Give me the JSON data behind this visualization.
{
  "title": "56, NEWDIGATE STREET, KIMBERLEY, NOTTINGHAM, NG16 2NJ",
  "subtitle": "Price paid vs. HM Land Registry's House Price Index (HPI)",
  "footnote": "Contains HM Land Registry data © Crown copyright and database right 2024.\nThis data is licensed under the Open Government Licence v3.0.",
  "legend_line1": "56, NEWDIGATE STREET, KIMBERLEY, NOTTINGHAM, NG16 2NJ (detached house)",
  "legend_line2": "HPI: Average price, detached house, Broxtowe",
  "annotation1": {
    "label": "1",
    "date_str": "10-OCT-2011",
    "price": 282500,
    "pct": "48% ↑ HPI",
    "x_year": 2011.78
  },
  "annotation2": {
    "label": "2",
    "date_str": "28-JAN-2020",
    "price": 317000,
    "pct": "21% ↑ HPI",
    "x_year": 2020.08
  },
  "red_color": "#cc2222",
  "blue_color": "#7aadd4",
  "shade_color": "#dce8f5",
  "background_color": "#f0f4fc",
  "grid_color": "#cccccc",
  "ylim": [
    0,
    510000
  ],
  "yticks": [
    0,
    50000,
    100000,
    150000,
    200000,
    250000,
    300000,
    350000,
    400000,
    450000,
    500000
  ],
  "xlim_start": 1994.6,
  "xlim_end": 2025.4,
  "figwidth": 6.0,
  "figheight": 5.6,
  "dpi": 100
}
++++++
**Task to carry out:**
Retype the entries one by one, exactly.

**Exercise response:**
Give me the JSON data behind this visualization.
{
  "title": "56, NEWDIGATE STREET, KIMBERLEY, NOTTINGHAM, NG16 2NJ",
  "subtitle": "Price paid vs. HM Land Registry's House Price Index (HPI)",
  "footnote": "Contains HM Land Registry data © Crown copyright and database right 2024.\nThis data is licensed under the Open Government Licence v3.0.",
  "legend_line1": "56, NEWDIGATE STREET, KIMBERLEY, NOTTINGHAM, NG16 2NJ (detached house)",
  "legend_line2": "HPI: Average price, detached house, Broxtowe",
  "annotation1": {
    "label": "1",
    "date_str": "10-OCT-2011",
    "price": 282500,
    "pct": "48% ↑ HPI",
    "x_year": 2011.78
  },
  "annotation2": {
    "label": "2",
    "date_str": "28-JAN-2020",
    "price": 317000,
    "pct": "21% ↑ HPI",
    "x_year": 2020.08
  },
  "red_color": "#cc2222",
  "blue_color": "#7aadd4",
  "shade_color": "#dce8f5",
  "background_color": "#f0f4fc",
  "grid_color": "#cccccc",
  "ylim": [
    0,
    510000
  ],
  "yticks": [
    0,
    50000,
    100000,
    150000,
    200000,
    250000,
    300000,
    350000,
    400000,
    450000,
    500000
  ],
  "xlim_start": 1994.6,
  "xlim_end": 2025.4,
  "figwidth": 6.0,
  "figheight": 5.6,
  "dpi": 100
}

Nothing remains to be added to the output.